Stated task
Find the lines holding "number" and copy them.

[Dataset excerpt]

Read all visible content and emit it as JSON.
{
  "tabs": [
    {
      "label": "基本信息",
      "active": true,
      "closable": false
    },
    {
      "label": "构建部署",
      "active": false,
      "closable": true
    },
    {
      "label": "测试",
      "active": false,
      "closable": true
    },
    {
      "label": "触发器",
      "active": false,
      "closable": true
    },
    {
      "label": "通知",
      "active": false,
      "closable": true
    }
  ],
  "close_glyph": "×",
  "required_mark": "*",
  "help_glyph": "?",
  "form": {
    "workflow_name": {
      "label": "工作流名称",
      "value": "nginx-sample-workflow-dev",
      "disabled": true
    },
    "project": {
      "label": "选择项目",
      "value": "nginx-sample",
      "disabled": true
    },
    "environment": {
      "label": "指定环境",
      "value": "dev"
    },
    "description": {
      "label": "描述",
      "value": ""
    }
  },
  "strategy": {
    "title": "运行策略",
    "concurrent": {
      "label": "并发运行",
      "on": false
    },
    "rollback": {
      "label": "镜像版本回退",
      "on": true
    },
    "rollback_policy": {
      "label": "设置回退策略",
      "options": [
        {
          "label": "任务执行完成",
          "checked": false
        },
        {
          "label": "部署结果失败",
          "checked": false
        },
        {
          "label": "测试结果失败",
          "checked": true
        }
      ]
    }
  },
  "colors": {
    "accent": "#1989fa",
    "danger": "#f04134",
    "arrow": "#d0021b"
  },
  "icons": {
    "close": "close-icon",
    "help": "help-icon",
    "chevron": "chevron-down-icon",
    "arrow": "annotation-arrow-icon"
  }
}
---
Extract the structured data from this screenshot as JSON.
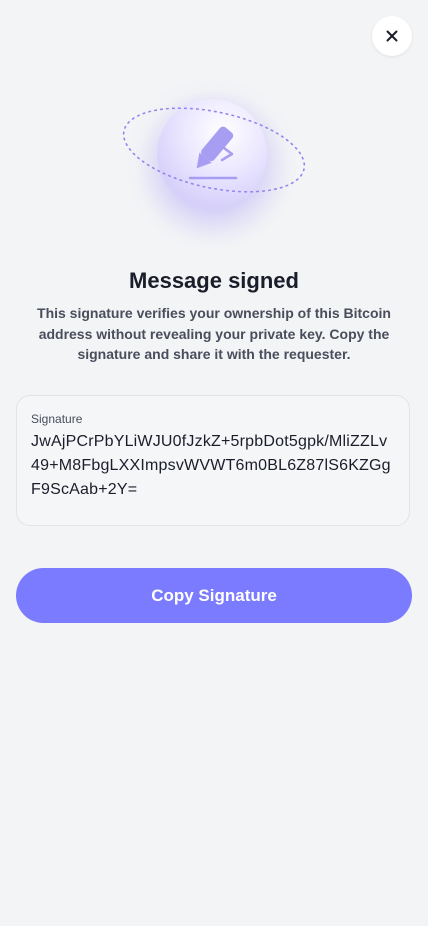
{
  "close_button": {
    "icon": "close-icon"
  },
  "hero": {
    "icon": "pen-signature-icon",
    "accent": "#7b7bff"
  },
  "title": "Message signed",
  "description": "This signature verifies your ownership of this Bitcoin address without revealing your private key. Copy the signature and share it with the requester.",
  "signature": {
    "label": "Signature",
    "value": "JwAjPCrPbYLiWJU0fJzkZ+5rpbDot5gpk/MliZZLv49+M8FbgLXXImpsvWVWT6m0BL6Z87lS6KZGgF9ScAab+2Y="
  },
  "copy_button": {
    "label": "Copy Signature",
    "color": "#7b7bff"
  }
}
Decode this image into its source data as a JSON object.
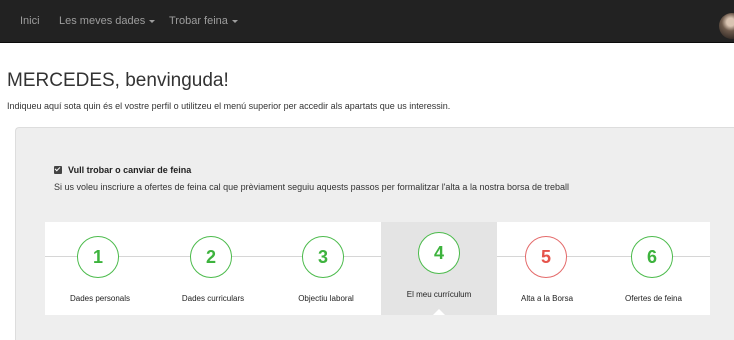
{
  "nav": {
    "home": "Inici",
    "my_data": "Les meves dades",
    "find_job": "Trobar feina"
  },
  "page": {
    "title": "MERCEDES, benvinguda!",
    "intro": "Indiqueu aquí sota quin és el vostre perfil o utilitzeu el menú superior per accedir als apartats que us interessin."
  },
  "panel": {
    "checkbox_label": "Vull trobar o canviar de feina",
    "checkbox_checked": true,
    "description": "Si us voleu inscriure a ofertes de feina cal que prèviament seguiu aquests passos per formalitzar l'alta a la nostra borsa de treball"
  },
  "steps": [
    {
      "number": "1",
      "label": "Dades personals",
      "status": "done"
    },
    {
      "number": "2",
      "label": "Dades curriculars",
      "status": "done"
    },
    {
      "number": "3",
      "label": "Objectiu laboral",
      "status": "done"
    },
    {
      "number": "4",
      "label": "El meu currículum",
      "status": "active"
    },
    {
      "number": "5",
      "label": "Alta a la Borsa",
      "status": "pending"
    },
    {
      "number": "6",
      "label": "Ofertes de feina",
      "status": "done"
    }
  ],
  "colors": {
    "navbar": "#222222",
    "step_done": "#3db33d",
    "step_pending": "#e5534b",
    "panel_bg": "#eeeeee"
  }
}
--
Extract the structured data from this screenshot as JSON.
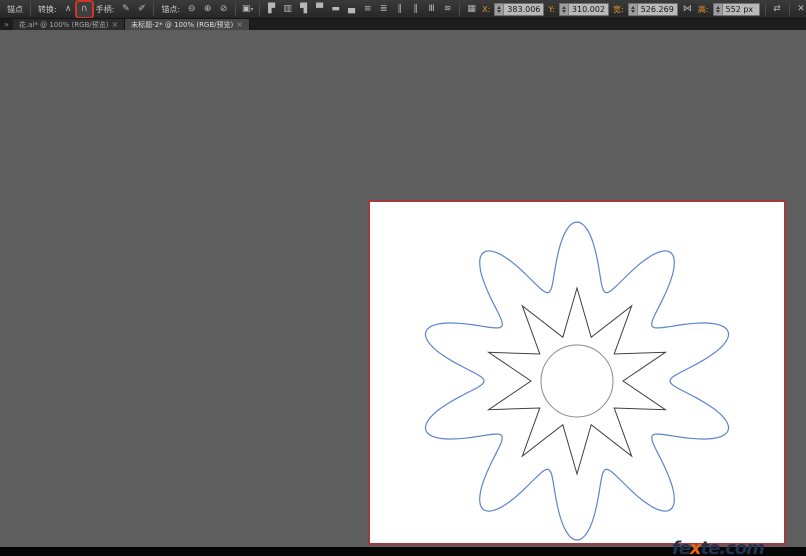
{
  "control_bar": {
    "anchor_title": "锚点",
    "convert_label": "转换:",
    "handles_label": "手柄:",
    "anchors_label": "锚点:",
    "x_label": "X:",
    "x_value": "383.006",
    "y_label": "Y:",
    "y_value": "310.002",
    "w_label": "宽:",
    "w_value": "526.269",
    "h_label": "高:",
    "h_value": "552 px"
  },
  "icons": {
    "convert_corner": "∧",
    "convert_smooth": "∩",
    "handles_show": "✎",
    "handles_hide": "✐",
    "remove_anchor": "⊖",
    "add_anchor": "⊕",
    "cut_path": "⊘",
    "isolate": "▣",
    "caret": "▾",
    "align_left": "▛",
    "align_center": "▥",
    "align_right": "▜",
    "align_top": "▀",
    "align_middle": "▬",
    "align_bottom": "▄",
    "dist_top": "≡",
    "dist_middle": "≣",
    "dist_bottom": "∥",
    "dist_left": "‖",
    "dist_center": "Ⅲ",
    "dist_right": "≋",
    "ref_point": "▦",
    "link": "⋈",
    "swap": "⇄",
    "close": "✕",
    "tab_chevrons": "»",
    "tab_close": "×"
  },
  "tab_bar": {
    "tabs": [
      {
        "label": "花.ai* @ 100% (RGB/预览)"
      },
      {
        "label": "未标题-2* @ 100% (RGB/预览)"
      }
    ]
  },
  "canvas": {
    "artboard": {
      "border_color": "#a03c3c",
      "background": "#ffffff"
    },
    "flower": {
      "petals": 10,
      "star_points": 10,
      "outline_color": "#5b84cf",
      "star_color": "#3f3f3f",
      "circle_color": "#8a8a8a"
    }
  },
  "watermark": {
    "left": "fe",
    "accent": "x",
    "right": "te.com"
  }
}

Answer to this exercise
      "number": "1",
      "number": "2",
      "number": "3",
      "number": "4",
      "number": "5",
      "number": "6",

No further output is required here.